## [Problem requirements]
List every line of the material below that contains the string "index", copying each such line in full. Uppercase and lowercase letters count as different.
"""
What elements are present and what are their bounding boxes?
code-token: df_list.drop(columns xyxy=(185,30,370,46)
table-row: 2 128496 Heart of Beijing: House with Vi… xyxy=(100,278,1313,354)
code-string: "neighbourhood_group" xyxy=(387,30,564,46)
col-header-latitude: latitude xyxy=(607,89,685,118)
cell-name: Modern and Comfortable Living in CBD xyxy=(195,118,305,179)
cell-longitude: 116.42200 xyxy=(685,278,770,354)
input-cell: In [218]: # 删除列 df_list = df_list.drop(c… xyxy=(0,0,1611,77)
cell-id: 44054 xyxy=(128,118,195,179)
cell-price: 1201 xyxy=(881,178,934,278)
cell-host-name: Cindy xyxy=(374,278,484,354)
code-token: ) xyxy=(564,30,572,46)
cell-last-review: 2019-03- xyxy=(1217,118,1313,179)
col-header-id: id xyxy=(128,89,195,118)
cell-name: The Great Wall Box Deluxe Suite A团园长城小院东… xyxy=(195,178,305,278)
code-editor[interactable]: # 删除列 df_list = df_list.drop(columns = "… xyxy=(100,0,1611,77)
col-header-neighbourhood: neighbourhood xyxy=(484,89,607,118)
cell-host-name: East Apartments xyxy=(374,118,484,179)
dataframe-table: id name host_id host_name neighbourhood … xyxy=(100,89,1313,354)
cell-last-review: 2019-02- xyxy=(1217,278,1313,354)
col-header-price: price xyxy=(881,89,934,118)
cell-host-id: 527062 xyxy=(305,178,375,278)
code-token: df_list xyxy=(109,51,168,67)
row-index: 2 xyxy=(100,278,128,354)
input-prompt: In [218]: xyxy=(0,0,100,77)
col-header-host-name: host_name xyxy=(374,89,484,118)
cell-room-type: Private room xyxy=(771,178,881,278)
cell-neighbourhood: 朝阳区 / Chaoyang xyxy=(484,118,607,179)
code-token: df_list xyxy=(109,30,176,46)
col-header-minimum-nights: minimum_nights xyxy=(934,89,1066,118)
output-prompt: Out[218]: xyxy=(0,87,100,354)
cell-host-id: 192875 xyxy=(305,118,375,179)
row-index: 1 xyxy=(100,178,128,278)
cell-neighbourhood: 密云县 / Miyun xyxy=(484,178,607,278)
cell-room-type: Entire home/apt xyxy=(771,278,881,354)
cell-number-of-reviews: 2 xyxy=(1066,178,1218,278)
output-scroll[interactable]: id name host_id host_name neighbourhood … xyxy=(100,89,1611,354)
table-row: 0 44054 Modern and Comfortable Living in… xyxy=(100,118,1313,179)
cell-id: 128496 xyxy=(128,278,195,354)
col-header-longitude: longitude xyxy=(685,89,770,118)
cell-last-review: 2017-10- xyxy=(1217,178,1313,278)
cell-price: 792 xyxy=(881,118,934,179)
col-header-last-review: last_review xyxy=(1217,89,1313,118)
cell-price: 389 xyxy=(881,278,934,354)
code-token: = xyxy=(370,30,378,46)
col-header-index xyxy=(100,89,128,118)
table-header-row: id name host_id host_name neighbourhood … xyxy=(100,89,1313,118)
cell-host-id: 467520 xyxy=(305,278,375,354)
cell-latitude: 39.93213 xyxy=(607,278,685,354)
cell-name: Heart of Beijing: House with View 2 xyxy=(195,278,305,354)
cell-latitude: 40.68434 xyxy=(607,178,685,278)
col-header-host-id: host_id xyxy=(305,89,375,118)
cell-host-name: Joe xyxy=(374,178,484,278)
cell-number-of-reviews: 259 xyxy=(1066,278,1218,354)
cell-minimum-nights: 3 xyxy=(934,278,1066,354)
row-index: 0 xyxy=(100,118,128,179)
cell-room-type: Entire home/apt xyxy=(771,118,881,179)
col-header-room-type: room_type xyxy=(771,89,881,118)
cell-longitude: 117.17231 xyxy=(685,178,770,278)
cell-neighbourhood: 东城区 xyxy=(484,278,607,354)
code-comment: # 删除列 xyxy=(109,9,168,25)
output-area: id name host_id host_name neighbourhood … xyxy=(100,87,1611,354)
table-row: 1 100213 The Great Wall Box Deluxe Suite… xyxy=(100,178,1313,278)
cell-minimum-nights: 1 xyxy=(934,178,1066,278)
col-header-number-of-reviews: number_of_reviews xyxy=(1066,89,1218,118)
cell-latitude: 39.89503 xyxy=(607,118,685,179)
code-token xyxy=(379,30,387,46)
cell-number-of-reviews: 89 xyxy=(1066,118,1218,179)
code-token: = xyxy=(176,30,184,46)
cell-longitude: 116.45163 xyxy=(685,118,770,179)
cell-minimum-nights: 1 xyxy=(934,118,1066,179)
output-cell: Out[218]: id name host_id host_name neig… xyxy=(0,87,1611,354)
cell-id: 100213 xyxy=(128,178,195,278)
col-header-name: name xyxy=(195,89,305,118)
"""
## [Response to the task]
row-index: 2 xyxy=(100,278,128,354)
row-index: 1 xyxy=(100,178,128,278)
col-header-index xyxy=(100,89,128,118)
row-index: 0 xyxy=(100,118,128,179)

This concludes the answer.